### Challenge
Copy, in full, each line of the material that holds the word "type".
--- start ---
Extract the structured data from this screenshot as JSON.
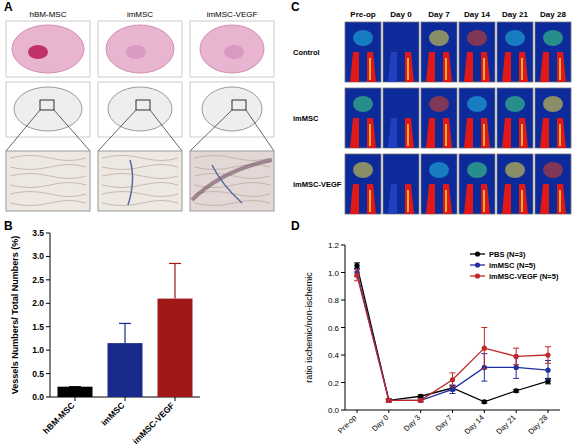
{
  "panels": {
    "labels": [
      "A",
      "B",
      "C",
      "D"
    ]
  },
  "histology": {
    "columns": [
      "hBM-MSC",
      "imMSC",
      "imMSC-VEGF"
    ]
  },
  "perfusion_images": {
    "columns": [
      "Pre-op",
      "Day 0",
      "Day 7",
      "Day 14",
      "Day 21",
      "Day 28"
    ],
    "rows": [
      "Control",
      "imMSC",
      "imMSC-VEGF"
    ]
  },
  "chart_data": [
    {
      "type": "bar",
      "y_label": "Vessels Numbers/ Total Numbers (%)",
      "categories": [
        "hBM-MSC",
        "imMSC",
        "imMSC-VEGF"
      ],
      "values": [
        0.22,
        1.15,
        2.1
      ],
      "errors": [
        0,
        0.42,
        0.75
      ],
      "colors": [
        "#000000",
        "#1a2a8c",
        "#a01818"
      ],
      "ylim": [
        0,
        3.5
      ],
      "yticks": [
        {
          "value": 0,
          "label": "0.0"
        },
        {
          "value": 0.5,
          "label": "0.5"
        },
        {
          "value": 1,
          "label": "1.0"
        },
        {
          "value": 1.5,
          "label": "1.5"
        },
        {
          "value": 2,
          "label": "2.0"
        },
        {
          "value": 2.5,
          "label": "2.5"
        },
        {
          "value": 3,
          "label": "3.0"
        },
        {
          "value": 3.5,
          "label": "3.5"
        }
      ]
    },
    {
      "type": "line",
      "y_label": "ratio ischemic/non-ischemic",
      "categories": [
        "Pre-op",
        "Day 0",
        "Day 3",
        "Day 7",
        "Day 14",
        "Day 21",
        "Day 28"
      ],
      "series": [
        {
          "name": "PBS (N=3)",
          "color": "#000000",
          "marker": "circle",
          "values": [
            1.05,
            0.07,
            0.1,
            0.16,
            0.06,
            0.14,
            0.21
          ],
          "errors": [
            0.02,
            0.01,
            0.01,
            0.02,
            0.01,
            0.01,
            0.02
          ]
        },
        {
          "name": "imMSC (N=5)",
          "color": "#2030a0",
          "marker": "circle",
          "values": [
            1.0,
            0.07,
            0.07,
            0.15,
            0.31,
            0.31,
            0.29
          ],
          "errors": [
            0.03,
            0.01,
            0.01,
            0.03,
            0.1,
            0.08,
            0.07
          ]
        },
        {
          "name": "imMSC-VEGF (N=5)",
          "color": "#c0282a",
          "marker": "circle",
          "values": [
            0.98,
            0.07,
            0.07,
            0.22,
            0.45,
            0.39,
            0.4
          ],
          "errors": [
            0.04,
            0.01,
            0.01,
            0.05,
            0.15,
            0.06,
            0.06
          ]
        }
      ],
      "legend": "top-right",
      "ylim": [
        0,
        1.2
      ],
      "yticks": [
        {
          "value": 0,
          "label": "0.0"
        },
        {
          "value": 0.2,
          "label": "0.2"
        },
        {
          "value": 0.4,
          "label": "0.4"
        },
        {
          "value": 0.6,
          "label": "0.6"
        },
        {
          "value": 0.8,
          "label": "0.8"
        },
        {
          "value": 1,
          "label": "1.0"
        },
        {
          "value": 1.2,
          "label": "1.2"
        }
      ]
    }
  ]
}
--- end ---
--- start ---
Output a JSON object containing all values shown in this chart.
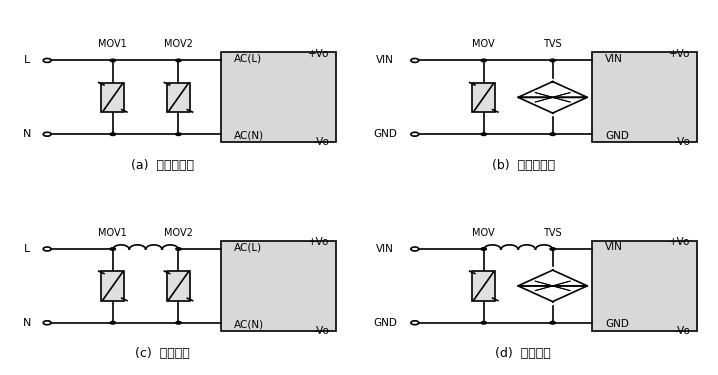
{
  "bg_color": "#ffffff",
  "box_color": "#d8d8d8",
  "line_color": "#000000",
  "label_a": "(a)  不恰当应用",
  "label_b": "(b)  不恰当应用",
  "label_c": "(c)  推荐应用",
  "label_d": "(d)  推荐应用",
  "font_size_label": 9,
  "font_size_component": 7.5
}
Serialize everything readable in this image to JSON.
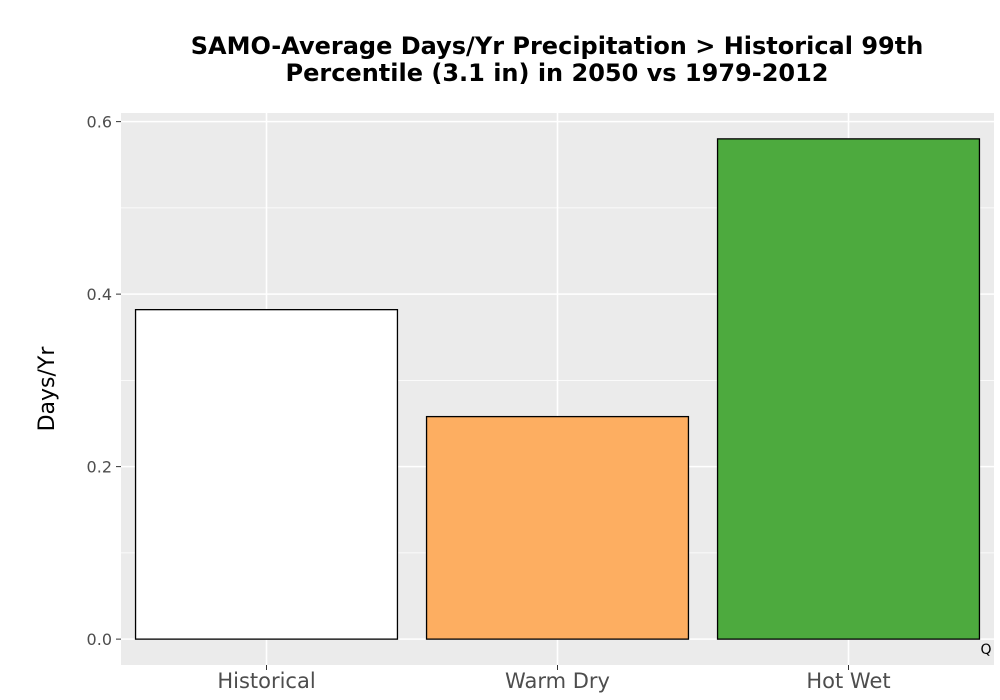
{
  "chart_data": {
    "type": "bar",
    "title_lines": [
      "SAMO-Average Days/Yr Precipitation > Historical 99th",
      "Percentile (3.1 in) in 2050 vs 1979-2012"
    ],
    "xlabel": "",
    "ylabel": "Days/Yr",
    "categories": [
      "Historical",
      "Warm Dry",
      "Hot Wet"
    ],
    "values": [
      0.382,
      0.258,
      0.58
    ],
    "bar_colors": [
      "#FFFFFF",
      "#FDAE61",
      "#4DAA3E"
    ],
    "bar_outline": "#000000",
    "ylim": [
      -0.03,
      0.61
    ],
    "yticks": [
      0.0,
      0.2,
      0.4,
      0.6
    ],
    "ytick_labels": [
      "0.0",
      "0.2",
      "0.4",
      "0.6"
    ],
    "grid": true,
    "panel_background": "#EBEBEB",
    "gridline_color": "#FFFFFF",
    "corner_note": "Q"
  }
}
--- end ---
--- start ---
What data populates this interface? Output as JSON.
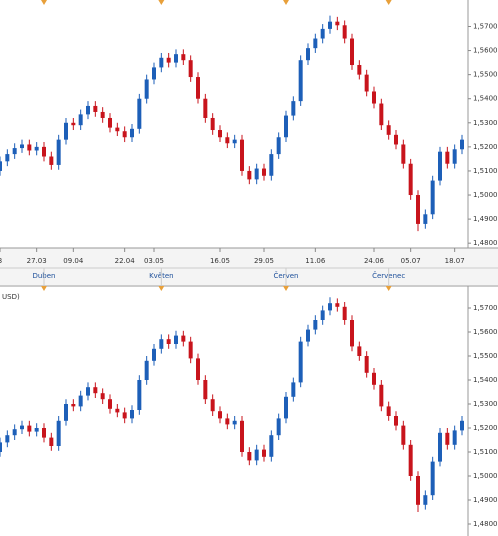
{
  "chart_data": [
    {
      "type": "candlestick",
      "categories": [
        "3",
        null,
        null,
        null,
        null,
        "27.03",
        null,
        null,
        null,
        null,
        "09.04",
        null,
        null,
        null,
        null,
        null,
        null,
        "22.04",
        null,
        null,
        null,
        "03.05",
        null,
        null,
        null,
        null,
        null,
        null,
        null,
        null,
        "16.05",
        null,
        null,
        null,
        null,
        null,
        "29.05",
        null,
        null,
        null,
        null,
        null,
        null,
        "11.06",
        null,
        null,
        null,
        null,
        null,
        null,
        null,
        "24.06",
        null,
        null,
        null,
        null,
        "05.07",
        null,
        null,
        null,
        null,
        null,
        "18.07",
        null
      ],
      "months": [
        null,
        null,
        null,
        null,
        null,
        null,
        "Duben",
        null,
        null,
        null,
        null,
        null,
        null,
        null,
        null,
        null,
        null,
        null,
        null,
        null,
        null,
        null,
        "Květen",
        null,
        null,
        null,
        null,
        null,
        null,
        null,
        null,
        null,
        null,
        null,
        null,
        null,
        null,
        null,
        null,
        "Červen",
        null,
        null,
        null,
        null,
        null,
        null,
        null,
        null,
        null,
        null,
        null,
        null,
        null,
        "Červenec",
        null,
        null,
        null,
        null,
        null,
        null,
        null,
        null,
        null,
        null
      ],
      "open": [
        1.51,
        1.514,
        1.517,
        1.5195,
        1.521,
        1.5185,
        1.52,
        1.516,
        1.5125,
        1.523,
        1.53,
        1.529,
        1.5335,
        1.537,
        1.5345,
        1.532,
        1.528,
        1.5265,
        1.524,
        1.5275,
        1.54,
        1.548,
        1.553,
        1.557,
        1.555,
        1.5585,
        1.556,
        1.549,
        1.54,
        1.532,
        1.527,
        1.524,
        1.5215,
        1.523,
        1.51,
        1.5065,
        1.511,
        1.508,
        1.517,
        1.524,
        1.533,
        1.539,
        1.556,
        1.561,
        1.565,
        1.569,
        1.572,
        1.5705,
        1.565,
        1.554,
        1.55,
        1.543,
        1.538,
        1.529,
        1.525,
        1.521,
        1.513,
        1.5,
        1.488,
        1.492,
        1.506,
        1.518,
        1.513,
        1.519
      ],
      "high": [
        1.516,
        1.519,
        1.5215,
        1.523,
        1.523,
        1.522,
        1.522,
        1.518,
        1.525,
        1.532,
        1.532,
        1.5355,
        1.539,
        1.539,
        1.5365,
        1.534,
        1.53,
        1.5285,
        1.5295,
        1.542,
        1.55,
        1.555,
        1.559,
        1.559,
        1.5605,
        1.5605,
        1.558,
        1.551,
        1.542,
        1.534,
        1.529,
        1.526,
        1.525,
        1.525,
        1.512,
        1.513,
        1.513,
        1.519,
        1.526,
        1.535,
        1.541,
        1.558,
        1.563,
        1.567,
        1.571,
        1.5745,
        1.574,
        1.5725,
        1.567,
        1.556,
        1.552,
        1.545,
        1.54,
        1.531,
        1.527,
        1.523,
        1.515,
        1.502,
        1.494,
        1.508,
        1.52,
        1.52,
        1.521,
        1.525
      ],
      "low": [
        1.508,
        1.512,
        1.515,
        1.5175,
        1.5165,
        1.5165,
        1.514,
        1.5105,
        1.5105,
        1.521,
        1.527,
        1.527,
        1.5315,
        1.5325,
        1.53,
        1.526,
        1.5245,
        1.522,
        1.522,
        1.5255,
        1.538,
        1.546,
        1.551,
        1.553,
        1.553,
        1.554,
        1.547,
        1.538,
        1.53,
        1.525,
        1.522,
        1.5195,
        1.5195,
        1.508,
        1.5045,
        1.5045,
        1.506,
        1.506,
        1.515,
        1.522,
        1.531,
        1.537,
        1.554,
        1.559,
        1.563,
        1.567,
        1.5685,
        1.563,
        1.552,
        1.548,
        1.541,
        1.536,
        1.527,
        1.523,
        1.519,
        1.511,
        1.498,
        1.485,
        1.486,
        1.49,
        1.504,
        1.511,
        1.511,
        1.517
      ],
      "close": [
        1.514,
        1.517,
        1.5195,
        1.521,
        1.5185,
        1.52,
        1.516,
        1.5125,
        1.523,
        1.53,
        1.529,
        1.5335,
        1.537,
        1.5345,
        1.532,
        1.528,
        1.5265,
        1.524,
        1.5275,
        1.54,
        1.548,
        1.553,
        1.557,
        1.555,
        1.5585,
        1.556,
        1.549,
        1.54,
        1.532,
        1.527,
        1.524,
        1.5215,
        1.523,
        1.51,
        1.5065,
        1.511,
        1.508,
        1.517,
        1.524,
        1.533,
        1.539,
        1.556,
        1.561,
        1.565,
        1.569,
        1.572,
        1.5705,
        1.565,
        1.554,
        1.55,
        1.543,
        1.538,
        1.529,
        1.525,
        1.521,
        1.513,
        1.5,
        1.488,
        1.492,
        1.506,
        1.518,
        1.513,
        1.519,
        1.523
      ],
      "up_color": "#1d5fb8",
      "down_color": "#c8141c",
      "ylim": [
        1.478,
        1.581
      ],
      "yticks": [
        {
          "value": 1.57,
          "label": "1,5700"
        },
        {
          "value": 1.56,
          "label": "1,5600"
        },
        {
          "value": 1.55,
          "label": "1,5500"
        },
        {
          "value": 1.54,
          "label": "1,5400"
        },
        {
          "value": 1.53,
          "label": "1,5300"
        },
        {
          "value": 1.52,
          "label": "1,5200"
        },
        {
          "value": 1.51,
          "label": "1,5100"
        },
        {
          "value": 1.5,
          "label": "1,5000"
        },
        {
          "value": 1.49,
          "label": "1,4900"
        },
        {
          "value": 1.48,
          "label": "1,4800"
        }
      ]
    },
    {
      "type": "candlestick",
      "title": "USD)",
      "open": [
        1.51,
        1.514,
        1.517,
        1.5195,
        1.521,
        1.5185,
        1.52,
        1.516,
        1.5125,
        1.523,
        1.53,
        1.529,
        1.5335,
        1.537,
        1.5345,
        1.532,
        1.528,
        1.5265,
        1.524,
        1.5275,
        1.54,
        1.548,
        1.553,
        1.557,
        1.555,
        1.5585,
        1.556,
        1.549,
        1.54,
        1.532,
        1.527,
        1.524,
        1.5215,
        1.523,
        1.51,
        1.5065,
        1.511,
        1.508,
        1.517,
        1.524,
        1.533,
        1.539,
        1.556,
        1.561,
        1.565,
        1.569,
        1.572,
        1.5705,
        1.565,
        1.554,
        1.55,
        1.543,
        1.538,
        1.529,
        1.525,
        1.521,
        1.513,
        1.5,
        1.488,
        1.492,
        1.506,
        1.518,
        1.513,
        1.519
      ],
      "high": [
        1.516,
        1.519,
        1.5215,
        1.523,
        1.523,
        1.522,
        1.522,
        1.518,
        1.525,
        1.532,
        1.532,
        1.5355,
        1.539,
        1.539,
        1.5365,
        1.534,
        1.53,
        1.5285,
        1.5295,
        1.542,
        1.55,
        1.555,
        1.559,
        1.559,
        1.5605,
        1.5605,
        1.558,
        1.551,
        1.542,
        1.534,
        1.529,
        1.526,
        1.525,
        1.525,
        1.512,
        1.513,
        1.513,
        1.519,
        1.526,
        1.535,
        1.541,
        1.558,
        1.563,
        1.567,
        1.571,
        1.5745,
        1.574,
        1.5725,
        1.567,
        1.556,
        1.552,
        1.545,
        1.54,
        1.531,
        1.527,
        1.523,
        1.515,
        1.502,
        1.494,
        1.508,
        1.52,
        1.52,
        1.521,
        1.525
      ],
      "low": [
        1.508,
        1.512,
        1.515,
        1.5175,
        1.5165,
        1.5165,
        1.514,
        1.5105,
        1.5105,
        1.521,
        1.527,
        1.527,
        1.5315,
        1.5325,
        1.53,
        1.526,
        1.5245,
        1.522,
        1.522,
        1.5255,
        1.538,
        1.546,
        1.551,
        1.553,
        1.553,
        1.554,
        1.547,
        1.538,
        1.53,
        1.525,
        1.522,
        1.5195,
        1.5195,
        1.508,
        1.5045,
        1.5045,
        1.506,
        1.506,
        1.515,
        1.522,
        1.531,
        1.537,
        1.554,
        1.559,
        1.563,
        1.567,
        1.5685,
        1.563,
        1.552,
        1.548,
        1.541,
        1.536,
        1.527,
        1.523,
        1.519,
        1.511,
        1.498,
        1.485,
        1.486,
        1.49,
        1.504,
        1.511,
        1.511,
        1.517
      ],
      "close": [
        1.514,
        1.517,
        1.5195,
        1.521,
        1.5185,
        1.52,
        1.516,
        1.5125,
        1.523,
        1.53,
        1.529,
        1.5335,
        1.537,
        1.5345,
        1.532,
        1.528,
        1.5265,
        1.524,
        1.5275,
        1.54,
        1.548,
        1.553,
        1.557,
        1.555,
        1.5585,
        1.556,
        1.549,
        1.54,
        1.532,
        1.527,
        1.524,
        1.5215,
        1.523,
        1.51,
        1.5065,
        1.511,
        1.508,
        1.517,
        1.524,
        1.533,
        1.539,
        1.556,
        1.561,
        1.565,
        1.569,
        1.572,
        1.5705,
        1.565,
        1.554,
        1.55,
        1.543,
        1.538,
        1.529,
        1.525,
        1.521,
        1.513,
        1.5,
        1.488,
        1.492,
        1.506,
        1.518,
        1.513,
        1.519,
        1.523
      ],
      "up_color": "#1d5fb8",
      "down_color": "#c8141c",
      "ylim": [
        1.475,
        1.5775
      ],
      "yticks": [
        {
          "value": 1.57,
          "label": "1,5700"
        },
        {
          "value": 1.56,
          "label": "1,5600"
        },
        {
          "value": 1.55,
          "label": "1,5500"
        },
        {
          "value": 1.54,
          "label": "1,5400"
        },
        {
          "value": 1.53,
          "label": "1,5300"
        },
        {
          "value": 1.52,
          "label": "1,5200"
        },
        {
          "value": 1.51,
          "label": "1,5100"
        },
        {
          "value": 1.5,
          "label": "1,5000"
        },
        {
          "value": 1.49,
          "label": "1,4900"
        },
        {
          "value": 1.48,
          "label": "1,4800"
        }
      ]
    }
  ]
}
--- end ---
### Exercise response
      "type": "bar",
      "type": "line",
    "type": "bar",
      "type": "candlestick",
      "type": "candlestick",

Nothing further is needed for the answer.